— start of Material provided —

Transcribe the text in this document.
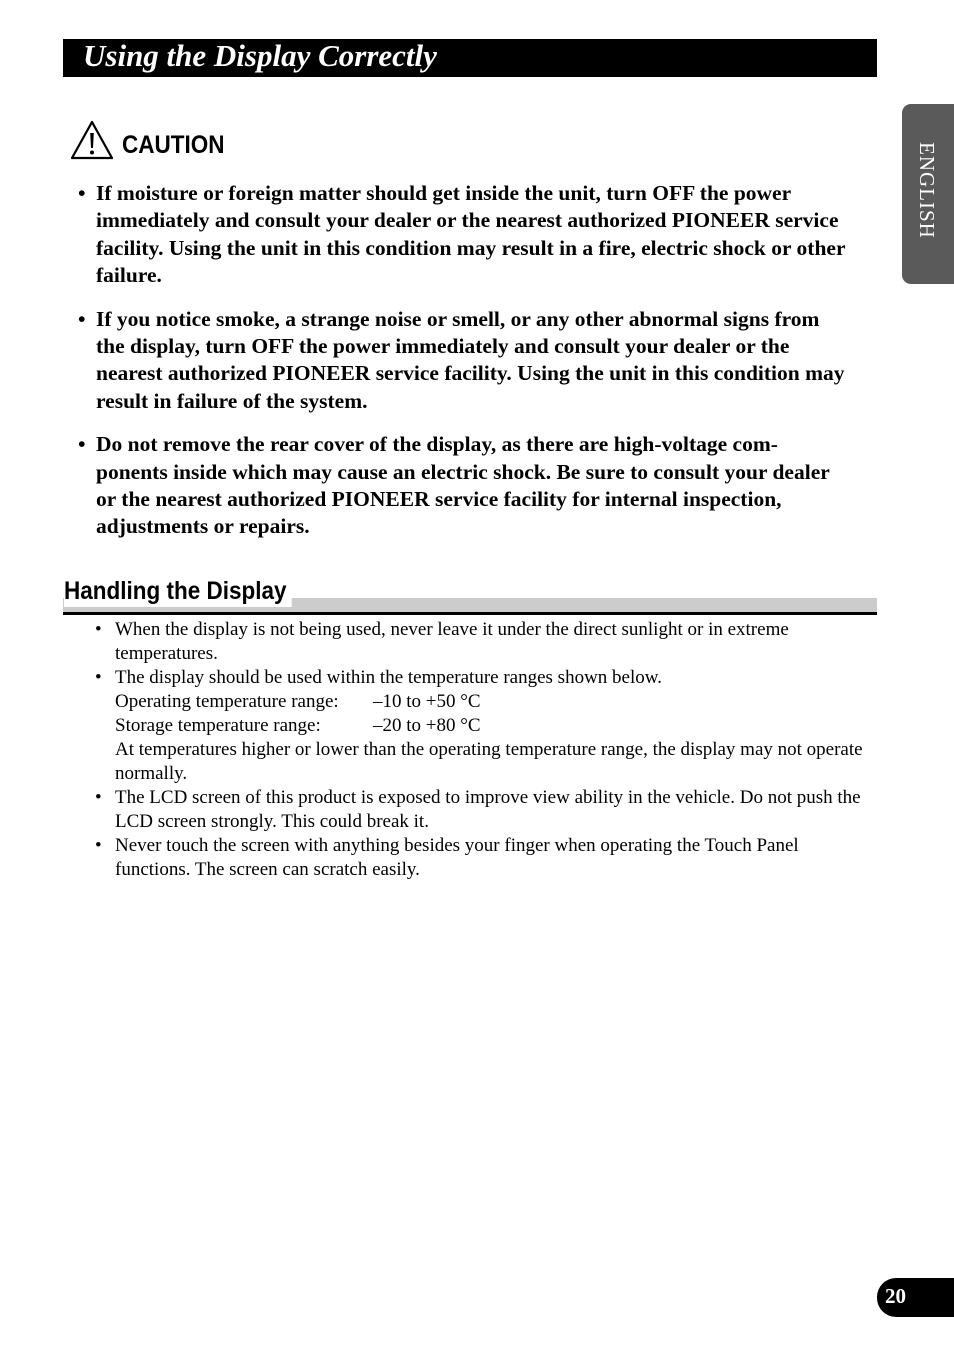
Using the Display Correctly
ENGLISH
CAUTION
• If moisture or foreign matter should get inside the unit, turn OFF the power immediately and consult your dealer or the nearest authorized PIONEER service facility. Using the unit in this condition may result in a fire, electric shock or other failure.
• If you notice smoke, a strange noise or smell, or any other abnormal signs from the display, turn OFF the power immediately and consult your dealer or the nearest authorized PIONEER service facility. Using the unit in this condition may result in failure of the system.
• Do not remove the rear cover of the display, as there are high-voltage com-ponents inside which may cause an electric shock. Be sure to consult your dealer or the nearest authorized PIONEER service facility for internal inspection, adjustments or repairs.
Handling the Display
• When the display is not being used, never leave it under the direct sunlight or in extreme temperatures.
• The display should be used within the temperature ranges shown below.
Operating temperature range: –10 to +50 °C
Storage temperature range:	–20 to +80 °C
At temperatures higher or lower than the operating temperature range, the display may not operate normally.
• The LCD screen of this product is exposed to improve view ability in the vehicle. Do not push the LCD screen strongly. This could break it.
• Never touch the screen with anything besides your finger when operating the Touch Panel functions. The screen can scratch easily.
20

— end of Material provided —

Which lines include "used"? Copy each of them out.

Result:
• When the display is not being used, never leave it under the direct sunlight or in extreme temperatures.
• The display should be used within the temperature ranges shown below.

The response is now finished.